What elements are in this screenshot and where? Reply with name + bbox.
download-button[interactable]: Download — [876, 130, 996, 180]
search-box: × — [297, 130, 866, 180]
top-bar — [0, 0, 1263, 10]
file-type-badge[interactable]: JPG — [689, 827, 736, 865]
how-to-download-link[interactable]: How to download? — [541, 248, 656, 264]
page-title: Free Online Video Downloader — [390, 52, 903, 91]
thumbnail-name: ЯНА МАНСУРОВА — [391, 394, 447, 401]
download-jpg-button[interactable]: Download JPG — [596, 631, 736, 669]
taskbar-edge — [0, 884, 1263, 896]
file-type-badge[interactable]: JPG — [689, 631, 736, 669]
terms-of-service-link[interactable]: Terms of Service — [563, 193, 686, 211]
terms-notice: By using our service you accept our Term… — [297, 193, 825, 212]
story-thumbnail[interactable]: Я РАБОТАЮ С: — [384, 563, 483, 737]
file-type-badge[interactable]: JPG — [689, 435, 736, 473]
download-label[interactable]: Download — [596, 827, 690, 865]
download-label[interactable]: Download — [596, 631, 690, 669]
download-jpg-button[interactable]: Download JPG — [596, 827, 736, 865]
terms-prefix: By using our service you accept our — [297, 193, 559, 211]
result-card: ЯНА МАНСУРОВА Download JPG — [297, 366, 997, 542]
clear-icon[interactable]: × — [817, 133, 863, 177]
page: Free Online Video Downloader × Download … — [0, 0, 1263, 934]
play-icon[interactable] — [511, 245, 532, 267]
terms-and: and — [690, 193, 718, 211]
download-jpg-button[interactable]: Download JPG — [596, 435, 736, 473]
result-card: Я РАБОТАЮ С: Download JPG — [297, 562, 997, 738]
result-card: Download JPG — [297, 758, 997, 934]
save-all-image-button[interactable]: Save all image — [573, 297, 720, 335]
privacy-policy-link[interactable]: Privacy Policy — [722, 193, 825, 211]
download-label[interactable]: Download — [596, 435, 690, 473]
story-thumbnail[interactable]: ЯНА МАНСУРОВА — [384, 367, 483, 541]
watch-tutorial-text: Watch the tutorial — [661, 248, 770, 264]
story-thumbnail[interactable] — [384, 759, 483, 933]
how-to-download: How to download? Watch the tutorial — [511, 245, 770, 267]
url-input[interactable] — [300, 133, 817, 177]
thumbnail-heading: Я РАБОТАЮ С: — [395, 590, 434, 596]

▶ [Work instructions]: Convert the lines above into a JSON list of strings, with one string per line and blank lines omitted.

▶ [Written response]:
[
  "What elements are in this screenshot and where? Reply with name + bbox.",
  "download-button[interactable]: Download — [876, 130, 996, 180]",
  "search-box: × — [297, 130, 866, 180]",
  "top-bar — [0, 0, 1263, 10]",
  "file-type-badge[interactable]: JPG — [689, 827, 736, 865]",
  "how-to-download-link[interactable]: How to download? — [541, 248, 656, 264]",
  "page-title: Free Online Video Downloader — [390, 52, 903, 91]",
  "thumbnail-name: ЯНА МАНСУРОВА — [391, 394, 447, 401]",
  "download-jpg-button[interactable]: Download JPG — [596, 631, 736, 669]",
  "taskbar-edge — [0, 884, 1263, 896]",
  "file-type-badge[interactable]: JPG — [689, 631, 736, 669]",
  "terms-of-service-link[interactable]: Terms of Service — [563, 193, 686, 211]",
  "terms-notice: By using our service you accept our Term… — [297, 193, 825, 212]",
  "story-thumbnail[interactable]: Я РАБОТАЮ С: — [384, 563, 483, 737]",
  "file-type-badge[interactable]: JPG — [689, 435, 736, 473]",
  "download-label[interactable]: Download — [596, 827, 690, 865]",
  "download-label[interactable]: Download — [596, 631, 690, 669]",
  "download-jpg-button[interactable]: Download JPG — [596, 827, 736, 865]",
  "terms-prefix: By using our service you accept our — [297, 193, 559, 211]",
  "result-card: ЯНА МАНСУРОВА Download JPG — [297, 366, 997, 542]",
  "clear-icon[interactable]: × — [817, 133, 863, 177]",
  "page: Free Online Video Downloader × Download … — [0, 0, 1263, 934]",
  "play-icon[interactable] — [511, 245, 532, 267]",
  "terms-and: and — [690, 193, 718, 211]",
  "download-jpg-button[interactable]: Download JPG — [596, 435, 736, 473]",
  "result-card: Я РАБОТАЮ С: Download JPG — [297, 562, 997, 738]",
  "result-card: Download JPG — [297, 758, 997, 934]",
  "save-all-image-button[interactable]: Save all image — [573, 297, 720, 335]",
  "privacy-policy-link[interactable]: Privacy Policy — [722, 193, 825, 211]",
  "download-label[interactable]: Download — [596, 435, 690, 473]",
  "story-thumbnail[interactable]: ЯНА МАНСУРОВА — [384, 367, 483, 541]",
  "watch-tutorial-text: Watch the tutorial — [661, 248, 770, 264]",
  "story-thumbnail[interactable] — [384, 759, 483, 933]",
  "how-to-download: How to download? Watch the tutorial — [511, 245, 770, 267]",
  "url-input[interactable] — [300, 133, 817, 177]",
  "thumbnail-heading: Я РАБОТАЮ С: — [395, 590, 434, 596]"
]